■ **ELENCO COMPITI**
1: Rispondi a queste domande sull'articolo sul calcio olimpico:
(a) A cosa ha rinunciato Neymar per guidare il gruppo olimpico?
(b) Chi ci sarà in Brasile alla guida dell'Argentina?
(c) Con che risultato il Messico superò il Brasile a Wembley?
2: Continua l'articolo sul calcio olimpico a partire dalla sua ultima frase.

------ TESTO DI PARTENZA

Per non fallire pure quest’appuntamento l’unica vera grande stella di questa generazione brasiliana, Neymar, ha rinunciato alla Copa América con la nazionale maggiore per essere ancora una volta il leader del gruppo olimpico, com’era accaduto quattro anni fa in Inghilterra: assieme a lui nel tridente ci saranno i due prospetti più interessanti del paese, Gabriel Jesus (nuovo acquisto del Manchester City) e Gabigol (conteso da Inter e Juventus).

Dire che la nazionale olimpica sia più forte di quella vista due mesi fa negli Stati Uniti non è poi così sbagliato: oltre all’attacco invidiabile, la rosa è completa più o meno in tutti i reparti, dalla difesa (dove spicca l’ex Roma Marquinhos) al centrocampo con il più esperto Renato Augusto (uno dei tre fuoriquota, con Neymar e il portiere Weverton) e Walace del Grêmio, senza dimenticare Felipe Anderson (che ha fortemente voluto la convocazione rischiando lo scontro con Lotito) e Rafinha Alcántara, figlio di Mazinho. Basterà?

Oribe Peralta nella finale delle Olimpiadi 2012 Messico-Brasile.

LE AVVERSARIE PIÙ ACCREDITATE

Può essere l’Argentina l’ostacolo principale verso l’oro brasiliano? Per tradizione sì, per come la Selección si è avvicinata ai Giochi un po’ meno. Si è arrivati al rischio di un vergognoso ritiro, perché fino a inizio luglio non c’era né un CT (dopo le dimissioni di Gerardo Martino è stato nominato lunedì Edgardo Bauza, ma in Brasile ci sarà Julio Olarticoechea, campione del mondo in Messico nel 1986) né una squadra, perché molti giocatori non hanno avuto il permesso dai rispettivi club e c’era la possibilità di non raggiungere il numero minimo. Alla fine la situazione è rientrata a fatica e nei diciotto sono rientrati alcuni talenti di assoluto valore, come Ángel Correa dell’Atlético Madrid, Giovanni Simeone (figlio del Cholo) e Jonathan Calleri chiamato in extremis, più il nuovo acquisto del PSG Giovani Lo Celso in mezzo al campo e il portiere Gerónimo Rulli.

Anche il Messico campione in carica ha molte carte in regola per confermarsi. Della squadra che superò 2-1 il Brasile a Wembley ne è rimasto solo uno ma si tratta del fuoriquota Oribe Peralta, colui che realizzò i due gol della finale. Fra i più giovani c’è l’imbarazzo della scelta in quanto a qualità, perché il duo del Pachuca composto da Erick Gutiérrez e soprattutto Hirving Lozano, campioni della Liga MX, è destinato a una grande carriera e il possente difensore centrale César Montes si è messo in luce con il Monterrey, non solo perché fino a giugno vestiva l’insolita (almeno per chi non segue il calcio messicano) maglia numero 286.

------------
------ MATERIALE MOSTRATO

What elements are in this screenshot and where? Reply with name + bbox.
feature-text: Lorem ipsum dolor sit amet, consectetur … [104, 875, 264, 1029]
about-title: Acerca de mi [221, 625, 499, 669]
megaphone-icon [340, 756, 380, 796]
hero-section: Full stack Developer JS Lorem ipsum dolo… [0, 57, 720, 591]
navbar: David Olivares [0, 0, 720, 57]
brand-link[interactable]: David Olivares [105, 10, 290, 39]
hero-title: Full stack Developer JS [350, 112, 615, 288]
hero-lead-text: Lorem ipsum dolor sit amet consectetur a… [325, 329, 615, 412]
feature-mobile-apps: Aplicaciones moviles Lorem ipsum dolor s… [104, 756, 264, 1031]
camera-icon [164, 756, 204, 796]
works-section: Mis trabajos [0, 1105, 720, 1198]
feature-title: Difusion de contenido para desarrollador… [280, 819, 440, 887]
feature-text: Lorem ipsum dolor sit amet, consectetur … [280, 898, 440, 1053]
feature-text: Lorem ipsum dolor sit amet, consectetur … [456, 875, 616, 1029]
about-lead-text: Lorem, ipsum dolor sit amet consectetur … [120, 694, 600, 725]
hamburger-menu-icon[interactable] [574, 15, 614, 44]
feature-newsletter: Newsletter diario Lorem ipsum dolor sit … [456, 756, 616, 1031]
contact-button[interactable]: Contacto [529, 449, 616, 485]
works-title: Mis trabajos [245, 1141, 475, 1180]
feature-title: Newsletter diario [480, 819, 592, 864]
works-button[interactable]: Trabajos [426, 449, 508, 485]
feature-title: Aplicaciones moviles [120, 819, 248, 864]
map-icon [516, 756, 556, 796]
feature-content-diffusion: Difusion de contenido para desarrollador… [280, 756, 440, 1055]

------------

■ **RISPOSTE**
1:
(a) Alla Copa América con la nazionale maggiore.
(b) Julio Olarticoechea.
(c) 2-1.

2:
Fra le sudamericane la Colombia vuol sfruttare il calo delle due big già visto a livello di club (l’Independiente Santa Fe ha vinto la Copa Sudamericana, l’Atlético Nacional si è aggiudicato la settimana scorsa la Copa Libertadores e ha mandato in Nazionale il bomber di semifinali e finali Miguel Borja, ex Livorno, e il pilastro di centrocampo Sebastián Pérez) per diventare una rivelazione, ma non avrà il talentissimo Marlos Moreno per via del suo passaggio al City, tra le europee la Germania ha un campione del mondo (Matthias Ginter), i gemelli Lars e Sven Bender, la coppia dello Schalke 04 Leon Goretzka e Max Meyer e l’altro grande talento Julian Brandt.

Un gradino sotto la Svezia campione degli Europei Under-21 (c’è Robin Quaison del Palermo e non molto altro), mentre il Portogallo si presenta senza nessun trionfatore in Francia ma con un gruppo già rodato da anni di Under-20 e Under-21. Vedere una delle altre nazioni in fondo sarebbe un grosso exploit.

Jonathan Calleri, attaccante dell'Argentina.

Si parte alle 18 di giovedì con Iraq-Danimarca, poi il calendario prevede gare fino alla sera del 20 agosto, quando al Maracanã si chiuderà il sipario con la finalissima. Non avrà l’appeal di Mondiali ed Europei, visto che ci partecipano formazioni Under-23 con i fuoriquota, e non essendo competizione FIFA non c’è l’obbligo di rilascio da parte delle squadre di club, però vincere l’oro ai Giochi olimpici ha un valore inestimabile.